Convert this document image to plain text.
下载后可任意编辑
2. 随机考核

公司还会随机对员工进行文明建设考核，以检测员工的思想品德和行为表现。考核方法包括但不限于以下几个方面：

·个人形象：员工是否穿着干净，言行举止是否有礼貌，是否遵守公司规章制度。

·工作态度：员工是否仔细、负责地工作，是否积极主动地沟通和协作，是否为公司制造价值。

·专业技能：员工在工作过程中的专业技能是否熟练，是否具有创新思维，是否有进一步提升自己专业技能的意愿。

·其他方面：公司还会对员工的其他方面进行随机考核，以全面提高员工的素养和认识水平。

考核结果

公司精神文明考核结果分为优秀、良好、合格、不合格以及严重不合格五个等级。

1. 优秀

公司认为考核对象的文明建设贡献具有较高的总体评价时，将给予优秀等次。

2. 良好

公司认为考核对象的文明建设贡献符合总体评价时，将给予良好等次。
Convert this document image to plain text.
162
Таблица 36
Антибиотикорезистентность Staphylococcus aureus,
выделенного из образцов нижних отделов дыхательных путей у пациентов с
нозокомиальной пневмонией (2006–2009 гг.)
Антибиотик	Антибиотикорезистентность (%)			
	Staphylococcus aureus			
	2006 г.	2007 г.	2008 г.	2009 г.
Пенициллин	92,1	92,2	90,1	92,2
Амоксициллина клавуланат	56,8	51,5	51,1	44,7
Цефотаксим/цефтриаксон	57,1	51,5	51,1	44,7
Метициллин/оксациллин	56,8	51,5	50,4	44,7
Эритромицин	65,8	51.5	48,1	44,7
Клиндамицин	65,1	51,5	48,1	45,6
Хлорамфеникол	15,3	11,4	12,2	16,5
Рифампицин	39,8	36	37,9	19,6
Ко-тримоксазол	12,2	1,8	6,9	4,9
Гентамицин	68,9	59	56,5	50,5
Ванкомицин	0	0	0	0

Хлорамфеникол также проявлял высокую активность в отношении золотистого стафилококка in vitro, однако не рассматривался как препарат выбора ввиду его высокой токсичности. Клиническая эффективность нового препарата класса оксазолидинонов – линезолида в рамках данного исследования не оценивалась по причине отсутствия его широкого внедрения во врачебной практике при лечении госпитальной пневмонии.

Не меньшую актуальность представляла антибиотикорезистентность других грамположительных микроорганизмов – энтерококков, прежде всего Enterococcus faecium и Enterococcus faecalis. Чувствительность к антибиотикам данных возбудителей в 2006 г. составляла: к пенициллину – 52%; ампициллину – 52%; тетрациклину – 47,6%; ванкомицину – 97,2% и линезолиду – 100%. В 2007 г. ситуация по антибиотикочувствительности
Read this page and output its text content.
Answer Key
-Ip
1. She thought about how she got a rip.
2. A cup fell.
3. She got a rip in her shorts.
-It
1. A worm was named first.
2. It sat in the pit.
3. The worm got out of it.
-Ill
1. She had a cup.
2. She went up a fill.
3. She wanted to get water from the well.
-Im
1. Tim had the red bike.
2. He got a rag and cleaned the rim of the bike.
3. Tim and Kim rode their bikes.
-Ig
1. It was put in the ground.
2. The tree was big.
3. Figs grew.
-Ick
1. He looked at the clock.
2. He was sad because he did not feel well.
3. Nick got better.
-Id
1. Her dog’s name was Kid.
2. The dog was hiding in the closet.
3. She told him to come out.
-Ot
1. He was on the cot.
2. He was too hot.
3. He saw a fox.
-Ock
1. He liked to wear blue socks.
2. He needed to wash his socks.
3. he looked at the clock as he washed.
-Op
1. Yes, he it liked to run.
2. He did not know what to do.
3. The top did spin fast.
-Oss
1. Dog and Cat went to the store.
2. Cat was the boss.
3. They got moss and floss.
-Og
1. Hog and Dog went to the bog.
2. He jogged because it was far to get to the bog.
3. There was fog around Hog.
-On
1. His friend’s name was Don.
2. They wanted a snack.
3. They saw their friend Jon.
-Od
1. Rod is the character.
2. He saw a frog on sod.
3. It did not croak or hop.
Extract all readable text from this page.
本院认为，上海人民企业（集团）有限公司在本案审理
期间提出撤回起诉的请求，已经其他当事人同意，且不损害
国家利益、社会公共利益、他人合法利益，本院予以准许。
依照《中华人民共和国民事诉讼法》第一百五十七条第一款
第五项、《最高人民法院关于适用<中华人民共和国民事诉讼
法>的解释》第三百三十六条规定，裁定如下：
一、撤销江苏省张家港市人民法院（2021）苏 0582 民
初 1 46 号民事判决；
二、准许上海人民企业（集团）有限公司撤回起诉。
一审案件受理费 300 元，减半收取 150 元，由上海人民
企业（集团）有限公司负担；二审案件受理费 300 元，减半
- - - - - - -
Given exercise: Exactly reproduce the lines that run from the line with "Read this page and output its text content." through the last line of the records, inclusive.

Output for this task:
Read this page and output its text content.
Answer Key
-Ip
1. She thought about how she got a rip.
2. A cup fell.
3. She got a rip in her shorts.
-It
1. A worm was named first.
2. It sat in the pit.
3. The worm got out of it.
-Ill
1. She had a cup.
2. She went up a fill.
3. She wanted to get water from the well.
-Im
1. Tim had the red bike.
2. He got a rag and cleaned the rim of the bike.
3. Tim and Kim rode their bikes.
-Ig
1. It was put in the ground.
2. The tree was big.
3. Figs grew.
-Ick
1. He looked at the clock.
2. He was sad because he did not feel well.
3. Nick got better.
-Id
1. Her dog’s name was Kid.
2. The dog was hiding in the closet.
3. She told him to come out.
-Ot
1. He was on the cot.
2. He was too hot.
3. He saw a fox.
-Ock
1. He liked to wear blue socks.
2. He needed to wash his socks.
3. he looked at the clock as he washed.
-Op
1. Yes, he it liked to run.
2. He did not know what to do.
3. The top did spin fast.
-Oss
1. Dog and Cat went to the store.
2. Cat was the boss.
3. They got moss and floss.
-Og
1. Hog and Dog went to the bog.
2. He jogged because it was far to get to the bog.
3. There was fog around Hog.
-On
1. His friend’s name was Don.
2. They wanted a snack.
3. They saw their friend Jon.
-Od
1. Rod is the character.
2. He saw a frog on sod.
3. It did not croak or hop.
Extract all readable text from this page.
本院认为，上海人民企业（集团）有限公司在本案审理
期间提出撤回起诉的请求，已经其他当事人同意，且不损害
国家利益、社会公共利益、他人合法利益，本院予以准许。
依照《中华人民共和国民事诉讼法》第一百五十七条第一款
第五项、《最高人民法院关于适用<中华人民共和国民事诉讼
法>的解释》第三百三十六条规定，裁定如下：
一、撤销江苏省张家港市人民法院（2021）苏 0582 民
初 1 46 号民事判决；
二、准许上海人民企业（集团）有限公司撤回起诉。
一审案件受理费 300 元，减半收取 150 元，由上海人民
企业（集团）有限公司负担；二审案件受理费 300 元，减半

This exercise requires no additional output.